# [Aim of the exercise]
Locate every line that holds the string "their" and copy it.

# [Extracted records]

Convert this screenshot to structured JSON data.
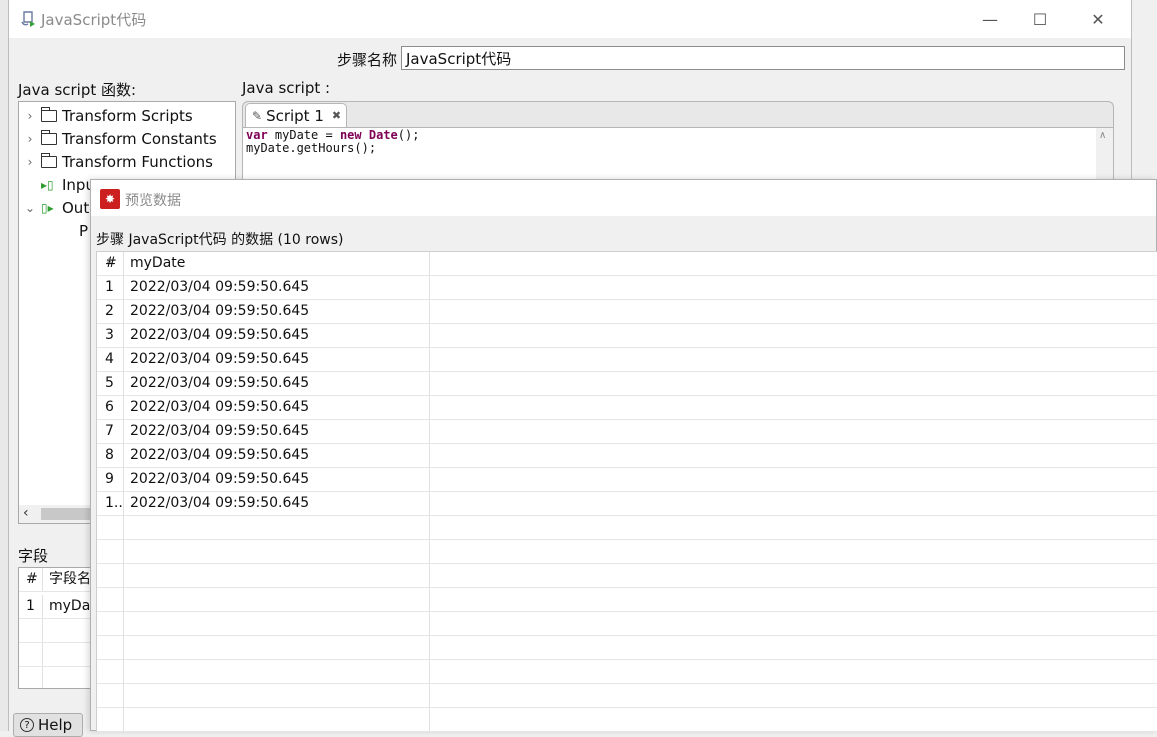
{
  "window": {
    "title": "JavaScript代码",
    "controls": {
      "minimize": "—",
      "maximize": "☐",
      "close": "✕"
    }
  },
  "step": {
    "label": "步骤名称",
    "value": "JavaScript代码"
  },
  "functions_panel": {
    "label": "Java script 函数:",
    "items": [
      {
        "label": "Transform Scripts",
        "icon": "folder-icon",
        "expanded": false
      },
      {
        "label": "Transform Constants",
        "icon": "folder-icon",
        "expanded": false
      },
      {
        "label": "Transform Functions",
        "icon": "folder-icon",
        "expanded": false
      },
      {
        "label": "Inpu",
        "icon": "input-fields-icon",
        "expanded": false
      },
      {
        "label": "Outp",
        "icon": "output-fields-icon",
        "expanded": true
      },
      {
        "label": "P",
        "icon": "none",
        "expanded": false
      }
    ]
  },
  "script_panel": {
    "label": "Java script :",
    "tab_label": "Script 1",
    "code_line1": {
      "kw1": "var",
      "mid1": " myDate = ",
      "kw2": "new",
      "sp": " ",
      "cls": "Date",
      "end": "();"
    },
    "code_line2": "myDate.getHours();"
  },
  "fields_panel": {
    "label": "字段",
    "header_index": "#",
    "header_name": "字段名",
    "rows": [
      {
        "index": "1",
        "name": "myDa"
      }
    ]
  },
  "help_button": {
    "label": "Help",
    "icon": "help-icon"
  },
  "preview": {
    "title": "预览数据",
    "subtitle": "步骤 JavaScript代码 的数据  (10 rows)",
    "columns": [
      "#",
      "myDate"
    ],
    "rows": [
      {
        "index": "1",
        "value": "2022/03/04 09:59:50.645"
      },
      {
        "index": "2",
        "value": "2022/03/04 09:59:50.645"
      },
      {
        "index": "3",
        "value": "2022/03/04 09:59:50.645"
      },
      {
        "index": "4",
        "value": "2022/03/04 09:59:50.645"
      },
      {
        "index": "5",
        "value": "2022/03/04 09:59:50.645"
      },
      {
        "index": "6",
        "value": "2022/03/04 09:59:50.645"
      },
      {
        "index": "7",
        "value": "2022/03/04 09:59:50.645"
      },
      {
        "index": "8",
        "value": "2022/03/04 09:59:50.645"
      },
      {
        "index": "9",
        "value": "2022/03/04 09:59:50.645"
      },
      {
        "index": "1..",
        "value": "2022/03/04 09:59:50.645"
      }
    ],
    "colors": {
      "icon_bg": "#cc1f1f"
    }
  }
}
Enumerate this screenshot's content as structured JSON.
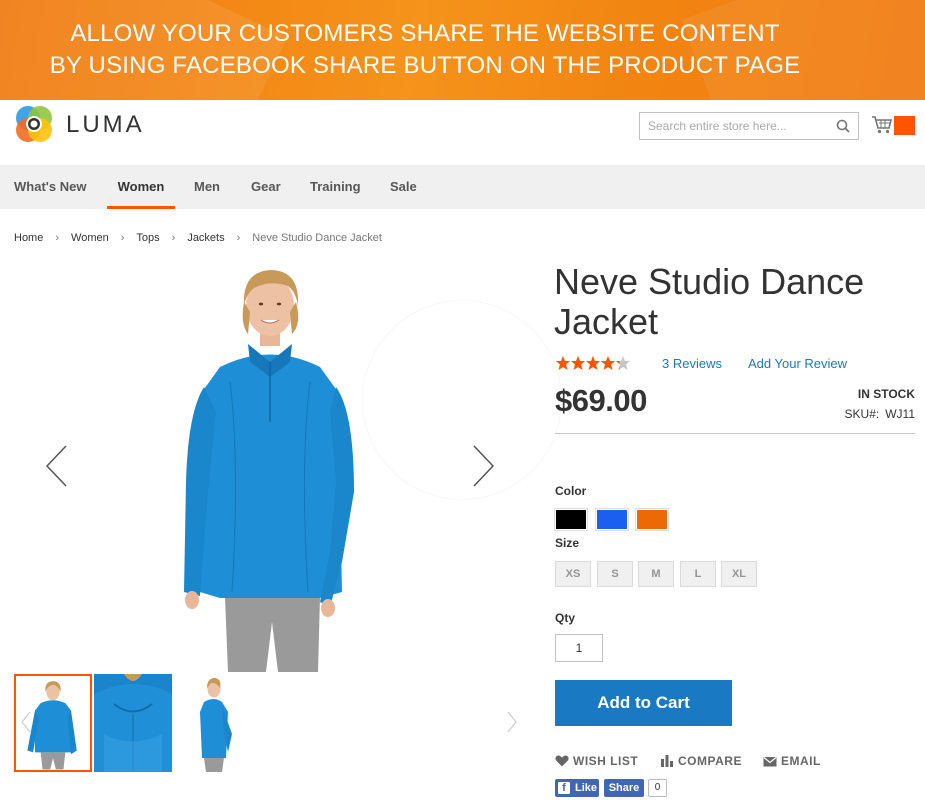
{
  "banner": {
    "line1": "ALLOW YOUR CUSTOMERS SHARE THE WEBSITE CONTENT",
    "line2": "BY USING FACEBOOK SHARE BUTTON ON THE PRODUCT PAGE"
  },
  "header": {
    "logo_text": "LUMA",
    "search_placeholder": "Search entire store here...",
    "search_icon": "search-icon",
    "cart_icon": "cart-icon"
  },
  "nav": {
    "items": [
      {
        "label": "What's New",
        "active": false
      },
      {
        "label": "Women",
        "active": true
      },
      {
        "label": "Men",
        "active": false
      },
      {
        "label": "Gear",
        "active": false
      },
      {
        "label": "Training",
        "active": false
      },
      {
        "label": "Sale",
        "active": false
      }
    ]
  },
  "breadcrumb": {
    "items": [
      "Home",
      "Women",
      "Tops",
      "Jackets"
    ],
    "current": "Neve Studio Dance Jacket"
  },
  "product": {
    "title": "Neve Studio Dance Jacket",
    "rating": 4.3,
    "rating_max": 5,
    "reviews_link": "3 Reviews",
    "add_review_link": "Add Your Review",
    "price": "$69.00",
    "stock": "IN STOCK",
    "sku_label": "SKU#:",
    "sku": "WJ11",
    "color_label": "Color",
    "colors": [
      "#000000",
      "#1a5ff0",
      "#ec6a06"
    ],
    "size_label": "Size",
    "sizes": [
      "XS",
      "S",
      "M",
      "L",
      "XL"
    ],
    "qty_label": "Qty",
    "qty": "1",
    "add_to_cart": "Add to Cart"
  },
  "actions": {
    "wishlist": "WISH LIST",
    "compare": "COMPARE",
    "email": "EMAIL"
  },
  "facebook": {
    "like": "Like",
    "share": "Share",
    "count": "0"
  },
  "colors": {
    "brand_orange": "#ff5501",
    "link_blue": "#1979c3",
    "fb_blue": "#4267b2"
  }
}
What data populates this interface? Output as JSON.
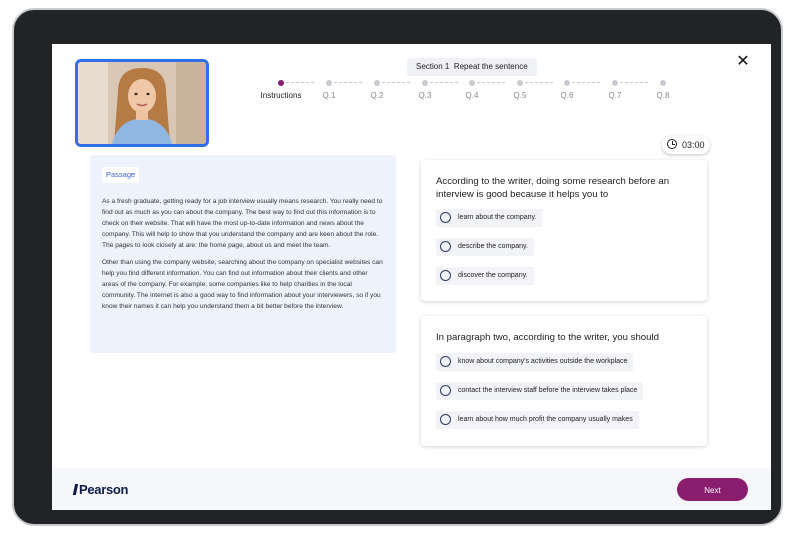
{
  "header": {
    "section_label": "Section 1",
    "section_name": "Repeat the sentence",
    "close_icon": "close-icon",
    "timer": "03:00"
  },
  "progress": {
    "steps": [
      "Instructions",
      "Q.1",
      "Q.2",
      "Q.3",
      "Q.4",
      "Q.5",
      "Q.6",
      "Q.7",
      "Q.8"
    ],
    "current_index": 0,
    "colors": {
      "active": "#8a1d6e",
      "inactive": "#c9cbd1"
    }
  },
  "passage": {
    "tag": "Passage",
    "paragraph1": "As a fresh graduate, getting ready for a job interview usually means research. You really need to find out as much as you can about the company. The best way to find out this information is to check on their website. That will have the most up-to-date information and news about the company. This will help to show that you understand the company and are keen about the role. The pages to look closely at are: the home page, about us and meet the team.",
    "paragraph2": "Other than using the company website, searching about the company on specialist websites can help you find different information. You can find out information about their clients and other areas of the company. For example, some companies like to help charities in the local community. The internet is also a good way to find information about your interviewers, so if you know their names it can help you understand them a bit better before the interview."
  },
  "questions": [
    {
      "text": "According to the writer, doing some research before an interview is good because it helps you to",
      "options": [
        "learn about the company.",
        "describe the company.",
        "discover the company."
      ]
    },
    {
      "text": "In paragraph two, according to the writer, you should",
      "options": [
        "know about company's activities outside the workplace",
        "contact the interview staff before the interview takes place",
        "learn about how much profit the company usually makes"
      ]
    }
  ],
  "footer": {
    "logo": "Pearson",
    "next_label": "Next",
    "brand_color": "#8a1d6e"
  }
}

# [Task solution]
    "paragraph1": "As a fresh graduate, getting ready for a job interview usually means research. You really need to find out as much as you can about the company. The best way to find out this information is to check on their website. That will have the most up-to-date information and news about the company. This will help to show that you understand the company and are keen about the role. The pages to look closely at are: the home page, about us and meet the team.",
    "paragraph2": "Other than using the company website, searching about the company on specialist websites can help you find different information. You can find out information about their clients and other areas of the company. For example, some companies like to help charities in the local community. The internet is also a good way to find information about your interviewers, so if you know their names it can help you understand them a bit better before the interview."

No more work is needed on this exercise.